**Text block**.

Human Rights Protections: Palestinians Debate
Full Debate: Read Full DebateFlick Drummond
Main Page: Flick Drummond (Conservative - Meon Valley)Department Debates - View all Flick Drummond's debates with the Foreign, Commonwealth & Development Office
(1 year, 8 months ago)
Commons ChamberI thank the hon. Member for Dundee West (Chris Law) for bringing forward this important debate. I declare an interest as I visited Israel and Palestine in 2016 with some other MPs, and that is recorded in the Register of Members’ Financial Interests.
I want to concentrate on one aspect that is not often raised in public: the detention and imprisonment of Palestinian adults and children from the Occupied Palestinian Territories, which is a central part of Israel’s military occupation.
In 2016, we visited the Israeli military court at Ofer and saw how it works in person. Only Palestinians are tried in military courts. Settlers in the OPTs are tried in Israeli civil and criminal courts. As part of his report in October 2018, the UN special rapporteur wrote about how
“the extension of Israeli laws to the West Bank”

**Requirement 1**.
Copy the Commons speech on human rights protections for Palestinians word for word, starting at "I want to concentrate" and ending at "Israel’s military occupation.".
**Requirement 2**.
In the Commons speech on human rights protections for Palestinians, in which courts are settlers in the OPTs tried?
**Requirement 3**.
Pick up the Commons speech on human rights protections for Palestinians at its final line and write what comes next.

Records of image elements and their boxes:
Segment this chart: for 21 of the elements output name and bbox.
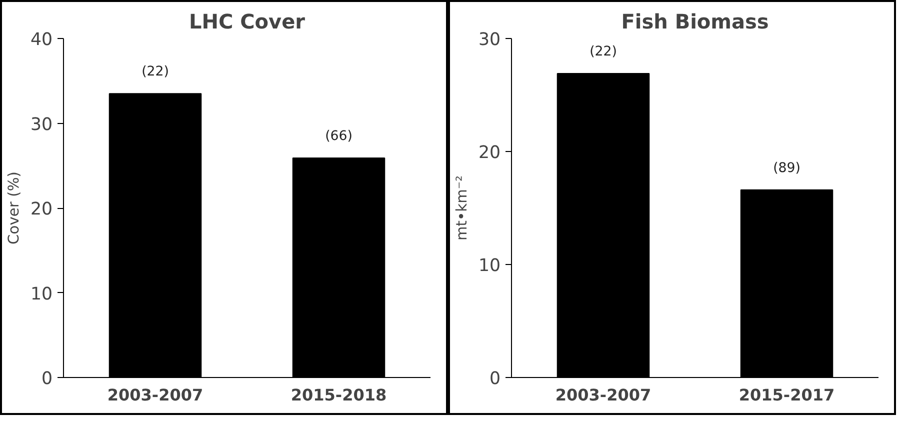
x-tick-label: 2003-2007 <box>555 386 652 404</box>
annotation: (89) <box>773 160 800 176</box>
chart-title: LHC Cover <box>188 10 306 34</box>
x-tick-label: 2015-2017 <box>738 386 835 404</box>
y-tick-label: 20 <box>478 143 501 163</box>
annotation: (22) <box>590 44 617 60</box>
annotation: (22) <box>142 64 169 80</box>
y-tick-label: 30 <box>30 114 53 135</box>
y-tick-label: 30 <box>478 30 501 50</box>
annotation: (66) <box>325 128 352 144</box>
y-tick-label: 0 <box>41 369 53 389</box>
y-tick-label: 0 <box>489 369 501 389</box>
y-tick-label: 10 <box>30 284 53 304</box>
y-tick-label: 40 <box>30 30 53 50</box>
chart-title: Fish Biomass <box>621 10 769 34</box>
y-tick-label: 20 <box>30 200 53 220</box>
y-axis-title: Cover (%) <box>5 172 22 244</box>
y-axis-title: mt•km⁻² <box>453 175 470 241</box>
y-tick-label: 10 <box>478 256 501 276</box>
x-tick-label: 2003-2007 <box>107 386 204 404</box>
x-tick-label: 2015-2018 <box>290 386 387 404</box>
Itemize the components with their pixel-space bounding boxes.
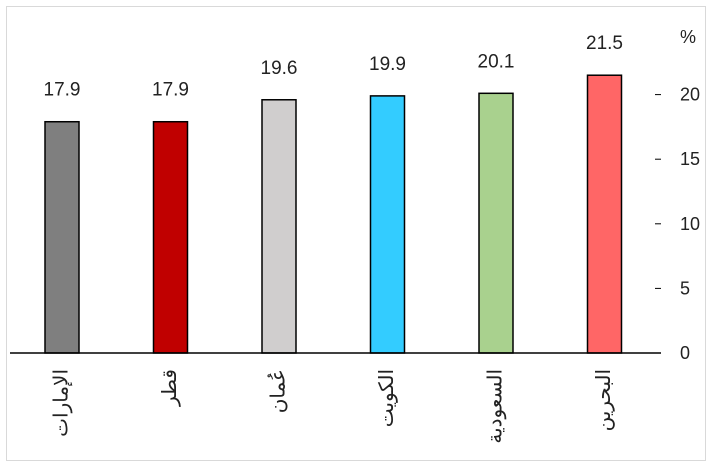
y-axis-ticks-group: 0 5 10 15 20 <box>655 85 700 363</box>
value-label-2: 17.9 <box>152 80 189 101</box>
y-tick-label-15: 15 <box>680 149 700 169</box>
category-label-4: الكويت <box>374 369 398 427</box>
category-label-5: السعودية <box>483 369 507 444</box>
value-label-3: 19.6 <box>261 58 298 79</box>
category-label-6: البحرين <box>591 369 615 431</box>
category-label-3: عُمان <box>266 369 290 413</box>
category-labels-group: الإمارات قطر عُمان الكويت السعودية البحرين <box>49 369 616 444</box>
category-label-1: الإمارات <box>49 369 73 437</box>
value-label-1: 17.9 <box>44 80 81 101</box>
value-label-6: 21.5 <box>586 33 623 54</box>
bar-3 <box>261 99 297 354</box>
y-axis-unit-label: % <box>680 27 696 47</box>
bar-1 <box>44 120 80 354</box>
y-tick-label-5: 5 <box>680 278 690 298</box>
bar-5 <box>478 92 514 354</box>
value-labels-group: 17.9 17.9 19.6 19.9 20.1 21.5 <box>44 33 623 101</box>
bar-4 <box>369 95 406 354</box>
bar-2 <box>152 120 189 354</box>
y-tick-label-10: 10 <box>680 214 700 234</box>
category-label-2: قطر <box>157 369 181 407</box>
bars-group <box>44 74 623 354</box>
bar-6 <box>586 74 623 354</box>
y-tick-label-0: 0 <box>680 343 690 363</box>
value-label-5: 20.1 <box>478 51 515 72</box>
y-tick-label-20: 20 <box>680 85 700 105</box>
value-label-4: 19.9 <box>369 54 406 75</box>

**Exercise result 1**.
I want to concentrate on one aspect that is not often raised in public: the detention and imprisonment of Palestinian adults and children from the Occupied Palestinian Territories, which is a central part of Israel’s military occupation.

**Exercise result 2**.
In Israeli civil and criminal courts.

**Exercise result 3**.
since 1967 has created “a discriminatory legal regime”.
If an Israeli settler child and a Palestinian child throw a stone in the same area, the former will almost certainly not land up in a court and will be protected by Israel’s legal system. However, the Palestinian child will face a military court. Israel’s military court at Ofer has, by its own figures, a 99.74% conviction rate. Why? Because lawyers advise Palestinians to plead guilty in order to get out earlier. I will leave it up to hon. Members to weigh whether that is justice.
International law is very clear on the legal authority to impose military law and establish military courts to try civilians. The key provisions are found in the Hague regulations and the fourth Geneva convention. Articles 64 and 66 of the fourth Geneva convention state that local laws
“may be repealed or suspended…where they constitute a threat to…security”
and replaced with military law, enforced in
“properly constituted, non-political military courts”.
That is what the Israeli military authorities use as the jurisdictional basis for establishing military courts in the west bank. However, international law also stipulates that occupation should be on a temporary basis, including the prosecution of civilians under military law. As we have heard, Israel’s military court policy has been in existence for 56 years—hardly a temporary solution.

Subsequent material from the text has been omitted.